To be done ::
The entries that follow should be written out exactly.

Data to process ::
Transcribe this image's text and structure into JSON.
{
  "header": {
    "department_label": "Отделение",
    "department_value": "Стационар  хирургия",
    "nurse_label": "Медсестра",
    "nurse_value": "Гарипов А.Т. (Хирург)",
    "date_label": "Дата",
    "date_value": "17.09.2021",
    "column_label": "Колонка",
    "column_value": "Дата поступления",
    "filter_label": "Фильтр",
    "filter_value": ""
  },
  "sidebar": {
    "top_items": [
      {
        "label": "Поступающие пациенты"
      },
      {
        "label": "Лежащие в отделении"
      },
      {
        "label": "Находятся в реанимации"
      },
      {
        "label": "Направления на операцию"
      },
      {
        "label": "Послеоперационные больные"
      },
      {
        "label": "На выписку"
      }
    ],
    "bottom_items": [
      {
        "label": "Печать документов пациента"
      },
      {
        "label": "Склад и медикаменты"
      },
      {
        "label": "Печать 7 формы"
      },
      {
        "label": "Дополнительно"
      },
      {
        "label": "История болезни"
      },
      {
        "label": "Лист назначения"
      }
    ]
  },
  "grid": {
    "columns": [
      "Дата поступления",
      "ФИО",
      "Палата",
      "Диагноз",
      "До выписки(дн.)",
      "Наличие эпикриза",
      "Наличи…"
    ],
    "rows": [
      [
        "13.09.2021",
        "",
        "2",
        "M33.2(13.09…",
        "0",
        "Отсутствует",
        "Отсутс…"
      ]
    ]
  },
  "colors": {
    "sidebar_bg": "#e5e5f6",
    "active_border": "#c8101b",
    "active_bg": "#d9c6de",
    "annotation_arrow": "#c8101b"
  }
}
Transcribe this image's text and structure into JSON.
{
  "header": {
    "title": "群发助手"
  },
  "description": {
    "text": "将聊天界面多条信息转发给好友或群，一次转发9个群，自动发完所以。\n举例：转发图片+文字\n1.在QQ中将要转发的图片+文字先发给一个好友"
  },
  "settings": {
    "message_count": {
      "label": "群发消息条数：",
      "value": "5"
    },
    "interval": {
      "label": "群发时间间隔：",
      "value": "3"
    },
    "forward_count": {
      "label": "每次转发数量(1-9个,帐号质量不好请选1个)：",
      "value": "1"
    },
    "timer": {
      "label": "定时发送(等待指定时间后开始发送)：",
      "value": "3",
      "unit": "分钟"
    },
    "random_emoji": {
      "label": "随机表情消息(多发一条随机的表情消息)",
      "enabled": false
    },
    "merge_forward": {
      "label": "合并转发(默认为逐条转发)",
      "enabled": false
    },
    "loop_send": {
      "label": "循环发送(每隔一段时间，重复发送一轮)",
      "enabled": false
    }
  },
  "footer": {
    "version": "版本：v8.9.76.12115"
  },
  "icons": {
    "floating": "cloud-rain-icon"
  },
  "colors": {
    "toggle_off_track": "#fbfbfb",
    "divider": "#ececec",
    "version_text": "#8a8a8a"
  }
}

Written response ::
Transcribe this image's text and structure into JSON.
{
  "header": {
    "department_label": "Отделение",
    "department_value": "Стационар  хирургия",
    "nurse_label": "Медсестра",
    "nurse_value": "Гарипов А.Т. (Хирург)",
    "date_label": "Дата",
    "date_value": "17.09.2021",
    "column_label": "Колонка",
    "column_value": "Дата поступления",
    "filter_label": "Фильтр",
    "filter_value": ""
  },
  "sidebar": {
    "top_items": [
      {
        "label": "Поступающие пациенты"
      },
      {
        "label": "Лежащие в отделении"
      },
      {
        "label": "Находятся в реанимации"
      },
      {
        "label": "Направления на операцию"
      },
      {
        "label": "Послеоперационные больные"
      },
      {
        "label": "На выписку"
      }
    ],
    "bottom_items": [
      {
        "label": "Печать документов пациента"
      },
      {
        "label": "Склад и медикаменты"
      },
      {
        "label": "Печать 7 формы"
      },
      {
        "label": "Дополнительно"
      },
      {
        "label": "История болезни"
      },
      {
        "label": "Лист назначения"
      }
    ]
  },
  "grid": {
    "columns": [
      "Дата поступления",
      "ФИО",
      "Палата",
      "Диагноз",
      "До выписки(дн.)",
      "Наличие эпикриза",
      "Наличи…"
    ],
    "rows": [
      [
        "13.09.2021",
        "",
        "2",
        "M33.2(13.09…",
        "0",
        "Отсутствует",
        "Отсутс…"
      ]
    ]
  },
  "colors": {
    "sidebar_bg": "#e5e5f6",
    "active_border": "#c8101b",
    "active_bg": "#d9c6de",
    "annotation_arrow": "#c8101b"
  }
}
Transcribe this image's text and structure into JSON.
{
  "header": {
    "title": "群发助手"
  },
  "description": {
    "text": "将聊天界面多条信息转发给好友或群，一次转发9个群，自动发完所以。\n举例：转发图片+文字\n1.在QQ中将要转发的图片+文字先发给一个好友"
  },
  "settings": {
    "message_count": {
      "label": "群发消息条数：",
      "value": "5"
    },
    "interval": {
      "label": "群发时间间隔：",
      "value": "3"
    },
    "forward_count": {
      "label": "每次转发数量(1-9个,帐号质量不好请选1个)：",
      "value": "1"
    },
    "timer": {
      "label": "定时发送(等待指定时间后开始发送)：",
      "value": "3",
      "unit": "分钟"
    },
    "random_emoji": {
      "label": "随机表情消息(多发一条随机的表情消息)",
      "enabled": false
    },
    "merge_forward": {
      "label": "合并转发(默认为逐条转发)",
      "enabled": false
    },
    "loop_send": {
      "label": "循环发送(每隔一段时间，重复发送一轮)",
      "enabled": false
    }
  },
  "footer": {
    "version": "版本：v8.9.76.12115"
  },
  "icons": {
    "floating": "cloud-rain-icon"
  },
  "colors": {
    "toggle_off_track": "#fbfbfb",
    "divider": "#ececec",
    "version_text": "#8a8a8a"
  }
}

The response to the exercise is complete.